======== DATA TO USE
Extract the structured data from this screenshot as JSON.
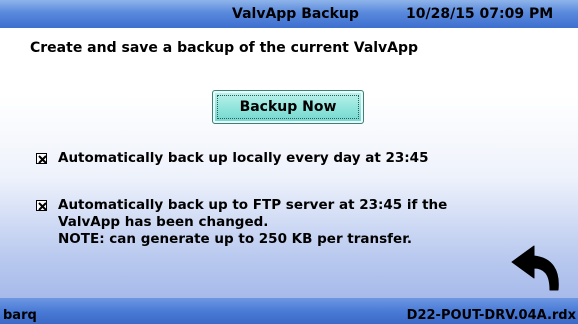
{
  "titlebar": {
    "title": "ValvApp Backup",
    "datetime": "10/28/15 07:09 PM"
  },
  "main": {
    "heading": "Create and save a backup of the current ValvApp",
    "backup_button_label": "Backup Now",
    "options": [
      {
        "checked": true,
        "lines": [
          "Automatically back up locally every day at 23:45"
        ]
      },
      {
        "checked": true,
        "lines": [
          "Automatically back up to FTP server at 23:45 if the",
          "ValvApp has been changed.",
          "NOTE: can generate up to 250 KB per transfer."
        ]
      }
    ],
    "back_icon": "back-arrow-icon"
  },
  "statusbar": {
    "user": "barq",
    "file": "D22-POUT-DRV.04A.rdx"
  },
  "colors": {
    "titlebar": "#5a89dc",
    "button": "#8fe4db",
    "statusbar": "#4a7bd6"
  }
}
================
• WHAT NEEDS TO BE DONE: Count the lines of the material that include the word "Automatically", then state only the total.

• REPLY TO THE TASK: 2